Exercise requirements:
• a. In the cycle log, which day of the cycle is the poster on?
• b. Carry the cycle log forward from its last sentence.

Given text:
++++++++++++++++++++
# chris698 10wk Cycle Log



## chris698 (Dec 11, 2012)

Hey Guys:

I am on Day 10 of my Tren/HCG/Prop/Mast Cycle.

Effective yesterday I bumped the dose:

Tren 350mg/wk to 525mg/wk (50mg/day to 75mg/day)
Mast 350mg/wk to 525mg/wk (50mg/day to 75mg/day)
Prop 175/wk to 350/wk (50mg/EOD to 100mg/EOD)

HCG 300iu every 5 days to 500iu every 5 days

I take .25 -.50mg of Prami at night. In the AM it take .25mg of Anastrozol and 25mcg T3

I have decided not to diet super strict until after this cycle. My eating is typically clean, but I want to try and add some solid bulk.

I am feeling good, some night sweats, but other than that everything is okay. Actually, when I increased my tren dose, I had NO night sweats. 

I have not noticed a big strength increase as of yet, but my workouts have been really intense and I have been pretty sore after each work out, especially the back work out I did a few days ago!!!!!

I have a strange side effect and not sure what it is from? I can get an erection, but can't ejaculate???? (I have never had that problem before.... anyone have any ideas on how to cure it? )
++++++++++++++++++++
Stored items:
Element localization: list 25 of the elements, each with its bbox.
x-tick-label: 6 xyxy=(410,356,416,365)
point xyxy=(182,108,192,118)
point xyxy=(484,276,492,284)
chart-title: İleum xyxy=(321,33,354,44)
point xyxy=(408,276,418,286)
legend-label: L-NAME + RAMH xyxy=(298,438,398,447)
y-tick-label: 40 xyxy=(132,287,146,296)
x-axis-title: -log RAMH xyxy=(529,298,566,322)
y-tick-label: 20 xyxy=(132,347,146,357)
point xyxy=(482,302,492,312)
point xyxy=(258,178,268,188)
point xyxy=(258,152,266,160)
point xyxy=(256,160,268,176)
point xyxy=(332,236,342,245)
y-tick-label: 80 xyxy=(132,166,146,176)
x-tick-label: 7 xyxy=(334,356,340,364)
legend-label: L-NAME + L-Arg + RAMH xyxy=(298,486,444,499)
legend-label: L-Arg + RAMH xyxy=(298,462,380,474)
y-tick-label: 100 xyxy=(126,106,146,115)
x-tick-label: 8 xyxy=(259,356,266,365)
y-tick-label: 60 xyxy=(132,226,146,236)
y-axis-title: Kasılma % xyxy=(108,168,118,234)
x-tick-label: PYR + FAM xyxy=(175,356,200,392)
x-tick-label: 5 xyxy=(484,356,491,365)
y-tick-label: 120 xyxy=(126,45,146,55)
++++++++++++++++++++
Outputs in order:
• a. Day 10.

• b.
My goal is to try and balance out and get some more size on my legs and calves.


----------



## chris698 (Dec 11, 2012)

*Pic from Day 1 11-27-2012*

Here is a pic from Day 1 11-27-2012


----------



## AnaSCI (Dec 11, 2012)

Looking good! Please run this thread as a log and keep it updated

Not sure on the ejaculation issue, have never experienced it?


----------



## Bigwimp (Dec 11, 2012)

Have you run these compounds before with no issues? Taking any other medications as well? You aren't running that high of dosages but an enlarged prostate can sometimes cause an inability to ejaculate. Sorry no exact answer to help with your issue but at least give you an idea of one reason why it may be happening.


----------



## Ironbuilt (Dec 11, 2012)

Some people who run hcg that high while on that type of cycle will enlarge the prostate for a no fire .. Have you ran this before or is this  something new brutha?  And what about dropping the hcg all together?. It's almost a waste while on prop IMO .


----------



## ProFIT (Dec 11, 2012)

My thought would be the prostate as well. Like the above, check out what you are doing different from previous runs and make adjustments.


----------



## chris698 (Dec 12, 2012)

No, I have not run this combo before.  I am really not getting any other side effects, just this one??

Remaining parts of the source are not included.